[Dataset items]
• • • • • • •

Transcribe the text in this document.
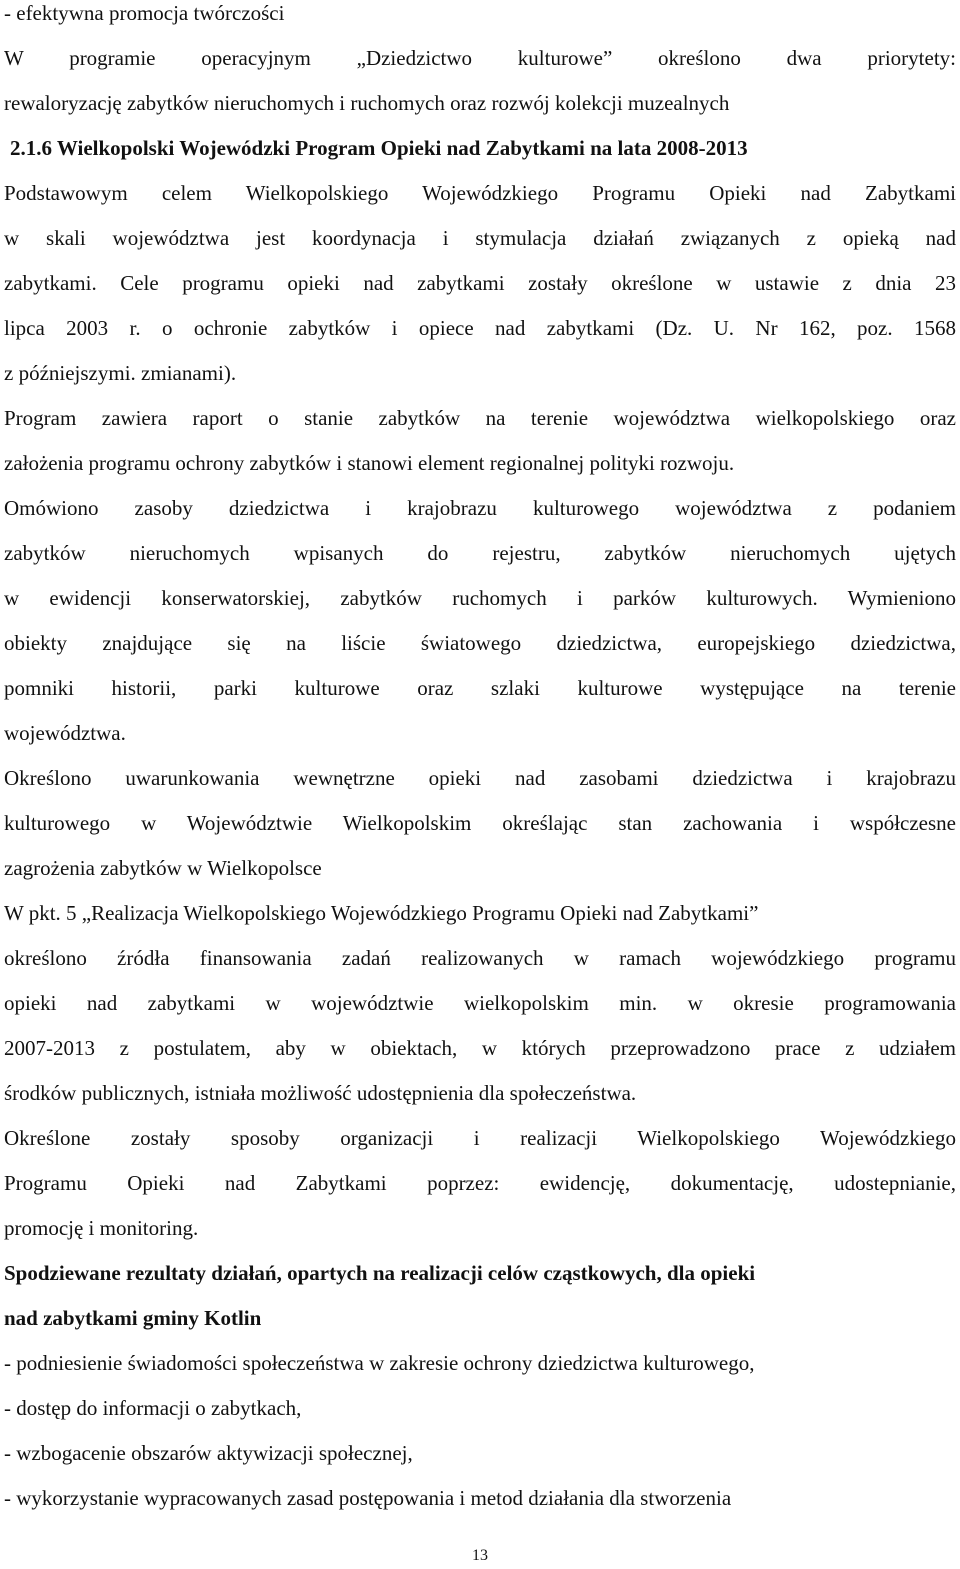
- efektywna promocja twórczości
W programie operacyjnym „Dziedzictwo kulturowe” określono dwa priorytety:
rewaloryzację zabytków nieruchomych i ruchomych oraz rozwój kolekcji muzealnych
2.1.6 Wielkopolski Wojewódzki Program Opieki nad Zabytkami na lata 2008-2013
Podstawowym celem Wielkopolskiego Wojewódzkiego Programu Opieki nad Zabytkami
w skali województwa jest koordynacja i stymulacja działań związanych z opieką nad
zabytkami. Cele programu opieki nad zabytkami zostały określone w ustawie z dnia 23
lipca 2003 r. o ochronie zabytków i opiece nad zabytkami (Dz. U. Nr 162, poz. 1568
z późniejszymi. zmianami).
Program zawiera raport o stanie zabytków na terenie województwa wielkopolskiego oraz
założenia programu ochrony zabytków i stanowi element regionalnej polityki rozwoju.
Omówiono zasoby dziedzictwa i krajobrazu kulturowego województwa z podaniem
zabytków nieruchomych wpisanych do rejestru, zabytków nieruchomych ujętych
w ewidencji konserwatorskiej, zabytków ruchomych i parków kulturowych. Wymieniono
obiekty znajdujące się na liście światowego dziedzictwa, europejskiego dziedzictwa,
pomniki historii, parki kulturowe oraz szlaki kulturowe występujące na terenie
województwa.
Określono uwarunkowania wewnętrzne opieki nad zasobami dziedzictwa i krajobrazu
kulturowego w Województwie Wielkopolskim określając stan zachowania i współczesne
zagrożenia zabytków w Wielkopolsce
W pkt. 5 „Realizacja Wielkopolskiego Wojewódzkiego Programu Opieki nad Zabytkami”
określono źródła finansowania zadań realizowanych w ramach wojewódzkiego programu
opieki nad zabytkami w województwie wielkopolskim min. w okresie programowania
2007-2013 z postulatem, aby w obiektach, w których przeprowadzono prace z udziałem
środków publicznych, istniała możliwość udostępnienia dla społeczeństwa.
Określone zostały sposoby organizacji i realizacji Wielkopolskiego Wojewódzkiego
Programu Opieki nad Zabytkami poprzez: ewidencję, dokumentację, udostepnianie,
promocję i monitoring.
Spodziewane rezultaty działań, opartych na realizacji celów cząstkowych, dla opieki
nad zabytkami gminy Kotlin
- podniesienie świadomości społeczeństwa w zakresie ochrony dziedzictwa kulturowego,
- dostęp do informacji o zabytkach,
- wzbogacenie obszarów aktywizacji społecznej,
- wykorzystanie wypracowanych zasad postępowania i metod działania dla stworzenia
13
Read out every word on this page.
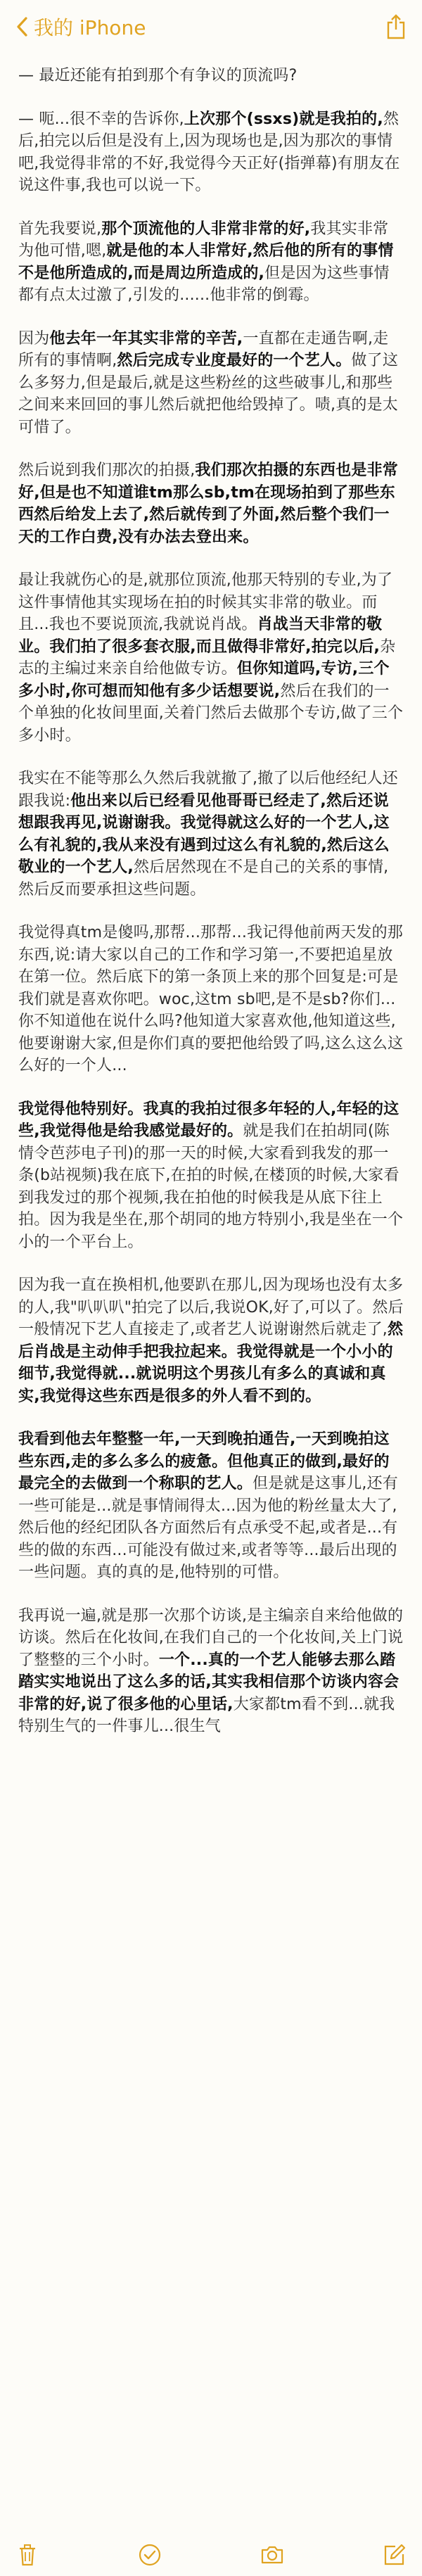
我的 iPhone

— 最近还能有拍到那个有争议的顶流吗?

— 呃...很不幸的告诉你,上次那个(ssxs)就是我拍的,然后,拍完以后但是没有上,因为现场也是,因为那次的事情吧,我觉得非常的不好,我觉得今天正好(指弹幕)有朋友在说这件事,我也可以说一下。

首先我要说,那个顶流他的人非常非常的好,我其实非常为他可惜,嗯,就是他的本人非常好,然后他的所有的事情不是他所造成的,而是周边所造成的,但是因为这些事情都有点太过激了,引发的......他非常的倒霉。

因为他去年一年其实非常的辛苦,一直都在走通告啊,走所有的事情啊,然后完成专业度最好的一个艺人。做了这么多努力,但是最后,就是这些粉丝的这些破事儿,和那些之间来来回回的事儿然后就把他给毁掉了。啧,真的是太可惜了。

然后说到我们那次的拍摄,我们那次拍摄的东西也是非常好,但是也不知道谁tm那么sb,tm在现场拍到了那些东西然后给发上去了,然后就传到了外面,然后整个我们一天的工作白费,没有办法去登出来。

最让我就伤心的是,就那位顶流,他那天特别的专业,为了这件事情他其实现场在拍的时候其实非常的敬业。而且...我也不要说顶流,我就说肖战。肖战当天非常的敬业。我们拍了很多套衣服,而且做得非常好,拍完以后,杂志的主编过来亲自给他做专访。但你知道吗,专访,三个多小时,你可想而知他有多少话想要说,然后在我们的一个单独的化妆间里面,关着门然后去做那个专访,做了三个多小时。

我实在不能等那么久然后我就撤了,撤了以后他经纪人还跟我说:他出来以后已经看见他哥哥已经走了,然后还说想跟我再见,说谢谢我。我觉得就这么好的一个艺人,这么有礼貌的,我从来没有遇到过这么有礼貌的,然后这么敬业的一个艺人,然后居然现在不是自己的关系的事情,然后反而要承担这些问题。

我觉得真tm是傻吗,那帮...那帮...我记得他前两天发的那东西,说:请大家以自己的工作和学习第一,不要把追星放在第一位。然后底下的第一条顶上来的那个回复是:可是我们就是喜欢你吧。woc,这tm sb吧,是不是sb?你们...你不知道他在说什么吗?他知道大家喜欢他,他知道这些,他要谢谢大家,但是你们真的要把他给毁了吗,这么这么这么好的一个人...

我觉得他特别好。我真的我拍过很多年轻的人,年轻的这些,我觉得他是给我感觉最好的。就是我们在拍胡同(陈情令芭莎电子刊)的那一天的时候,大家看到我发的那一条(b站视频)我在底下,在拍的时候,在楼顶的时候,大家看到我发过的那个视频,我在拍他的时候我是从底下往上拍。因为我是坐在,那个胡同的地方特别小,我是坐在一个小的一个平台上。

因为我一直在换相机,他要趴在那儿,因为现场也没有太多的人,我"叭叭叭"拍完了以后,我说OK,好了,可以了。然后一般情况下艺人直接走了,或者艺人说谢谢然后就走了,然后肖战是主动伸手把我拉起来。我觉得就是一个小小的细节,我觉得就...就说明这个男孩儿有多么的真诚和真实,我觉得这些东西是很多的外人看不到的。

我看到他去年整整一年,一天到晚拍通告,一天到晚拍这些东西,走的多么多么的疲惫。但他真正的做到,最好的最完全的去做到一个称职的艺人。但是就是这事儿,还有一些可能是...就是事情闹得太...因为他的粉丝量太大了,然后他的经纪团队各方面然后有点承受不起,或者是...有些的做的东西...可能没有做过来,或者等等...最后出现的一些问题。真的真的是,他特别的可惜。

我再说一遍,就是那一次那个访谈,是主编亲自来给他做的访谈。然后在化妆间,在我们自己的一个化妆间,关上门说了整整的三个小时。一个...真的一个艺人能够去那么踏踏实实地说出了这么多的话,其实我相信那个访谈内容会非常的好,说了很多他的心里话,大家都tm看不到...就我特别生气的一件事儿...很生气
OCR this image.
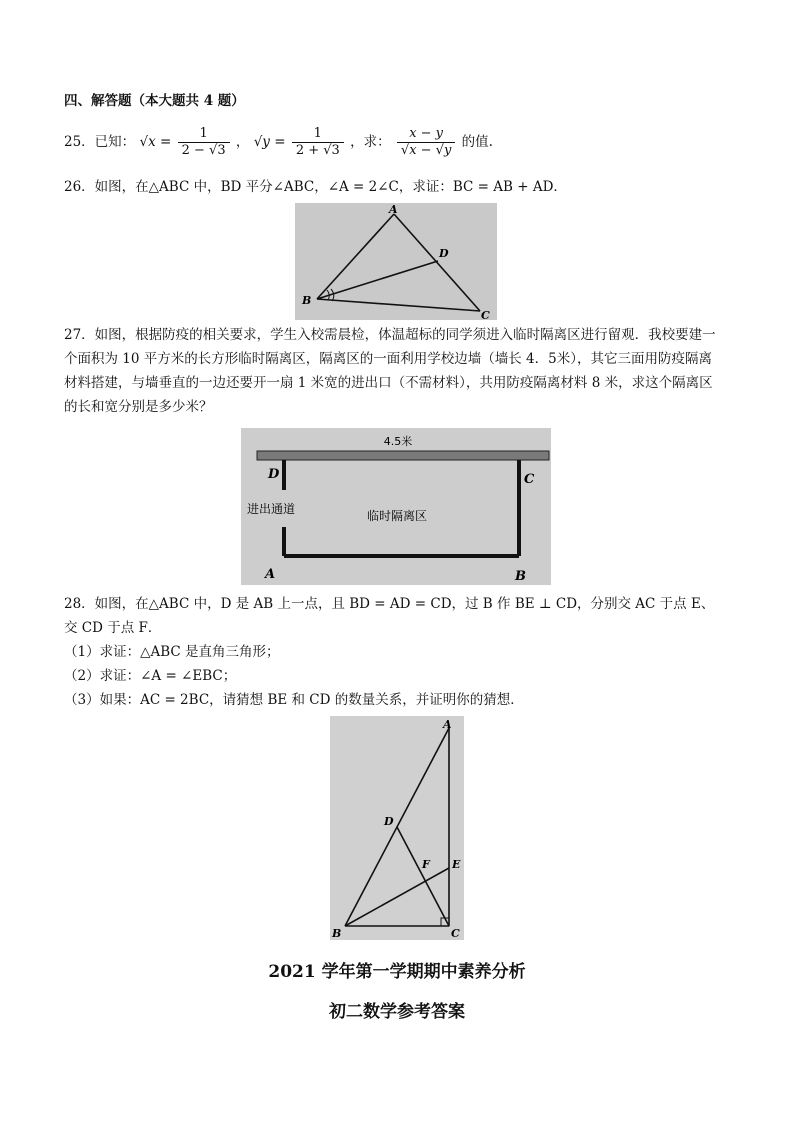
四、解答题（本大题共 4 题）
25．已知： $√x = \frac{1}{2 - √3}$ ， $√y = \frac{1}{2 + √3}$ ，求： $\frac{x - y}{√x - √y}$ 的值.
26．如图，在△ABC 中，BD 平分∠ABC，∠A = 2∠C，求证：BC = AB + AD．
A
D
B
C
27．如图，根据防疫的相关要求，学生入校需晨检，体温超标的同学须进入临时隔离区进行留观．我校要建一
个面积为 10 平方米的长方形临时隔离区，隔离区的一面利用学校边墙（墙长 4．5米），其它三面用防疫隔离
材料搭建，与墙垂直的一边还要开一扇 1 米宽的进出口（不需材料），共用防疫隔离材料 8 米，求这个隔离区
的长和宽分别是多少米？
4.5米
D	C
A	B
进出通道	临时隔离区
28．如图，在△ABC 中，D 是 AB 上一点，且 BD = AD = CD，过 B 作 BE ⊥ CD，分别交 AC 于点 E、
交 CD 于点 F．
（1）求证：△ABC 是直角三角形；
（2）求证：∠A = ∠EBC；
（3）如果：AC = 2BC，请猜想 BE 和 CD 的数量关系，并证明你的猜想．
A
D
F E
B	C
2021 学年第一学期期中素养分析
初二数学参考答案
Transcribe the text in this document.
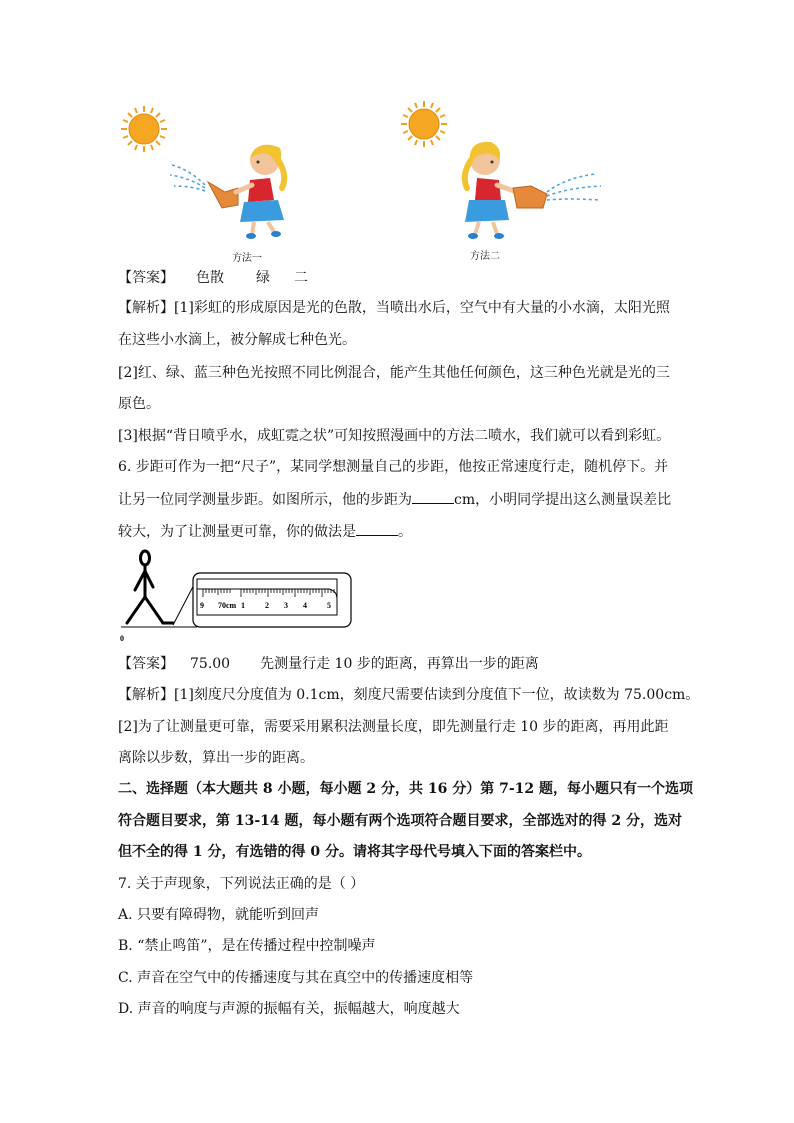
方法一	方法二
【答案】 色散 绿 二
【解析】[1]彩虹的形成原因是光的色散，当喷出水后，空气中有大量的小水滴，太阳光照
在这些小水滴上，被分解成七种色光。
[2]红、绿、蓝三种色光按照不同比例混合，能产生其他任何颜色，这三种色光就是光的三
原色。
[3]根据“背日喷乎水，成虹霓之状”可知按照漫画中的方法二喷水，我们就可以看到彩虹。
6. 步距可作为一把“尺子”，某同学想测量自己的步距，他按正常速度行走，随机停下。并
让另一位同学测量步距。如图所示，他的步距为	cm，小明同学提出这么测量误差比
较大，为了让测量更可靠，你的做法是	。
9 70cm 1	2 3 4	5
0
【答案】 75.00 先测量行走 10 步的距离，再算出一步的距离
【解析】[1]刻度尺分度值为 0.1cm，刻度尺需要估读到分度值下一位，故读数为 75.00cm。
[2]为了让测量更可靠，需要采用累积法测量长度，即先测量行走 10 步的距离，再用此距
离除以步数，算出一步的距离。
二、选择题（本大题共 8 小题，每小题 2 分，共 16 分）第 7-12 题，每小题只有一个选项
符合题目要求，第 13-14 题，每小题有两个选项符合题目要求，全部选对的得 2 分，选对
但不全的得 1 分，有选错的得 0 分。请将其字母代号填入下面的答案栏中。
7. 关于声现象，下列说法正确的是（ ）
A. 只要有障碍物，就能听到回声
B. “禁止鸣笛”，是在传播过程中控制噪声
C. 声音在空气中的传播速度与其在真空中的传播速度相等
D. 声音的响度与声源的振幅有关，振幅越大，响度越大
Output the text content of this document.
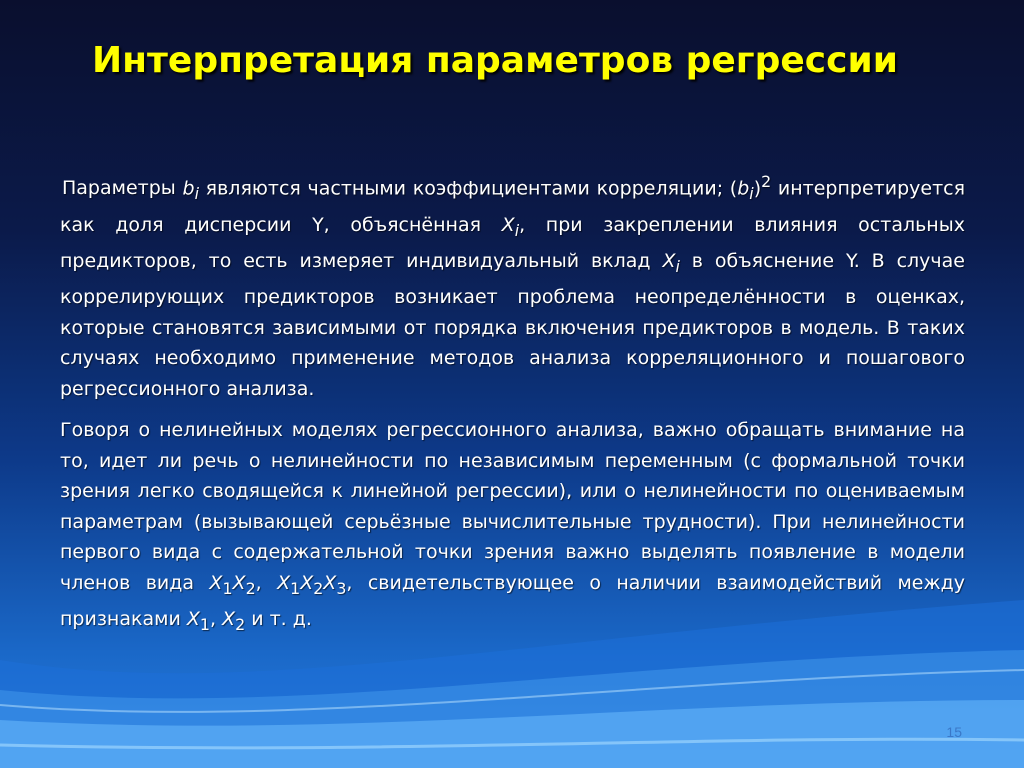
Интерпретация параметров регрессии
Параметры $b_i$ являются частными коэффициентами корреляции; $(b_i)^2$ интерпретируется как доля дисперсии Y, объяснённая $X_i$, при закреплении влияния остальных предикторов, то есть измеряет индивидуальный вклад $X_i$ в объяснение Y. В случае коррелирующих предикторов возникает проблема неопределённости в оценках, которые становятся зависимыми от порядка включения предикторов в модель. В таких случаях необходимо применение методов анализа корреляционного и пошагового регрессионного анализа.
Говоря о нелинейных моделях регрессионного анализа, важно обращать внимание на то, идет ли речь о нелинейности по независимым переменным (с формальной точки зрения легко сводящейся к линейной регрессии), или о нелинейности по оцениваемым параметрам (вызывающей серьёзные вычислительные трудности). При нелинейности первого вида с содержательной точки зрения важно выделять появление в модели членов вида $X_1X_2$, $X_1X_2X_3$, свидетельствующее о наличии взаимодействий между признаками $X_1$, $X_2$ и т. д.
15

• • • • • • •

**DIRECTIVE**
List every line from the entries above in which "zostały" appears.

**ANSWER TO THIS EXERCISE**
zabytkami. Cele programu opieki nad zabytkami zostały określone w ustawie z dnia 23
Określone zostały sposoby organizacji i realizacji Wielkopolskiego Wojewódzkiego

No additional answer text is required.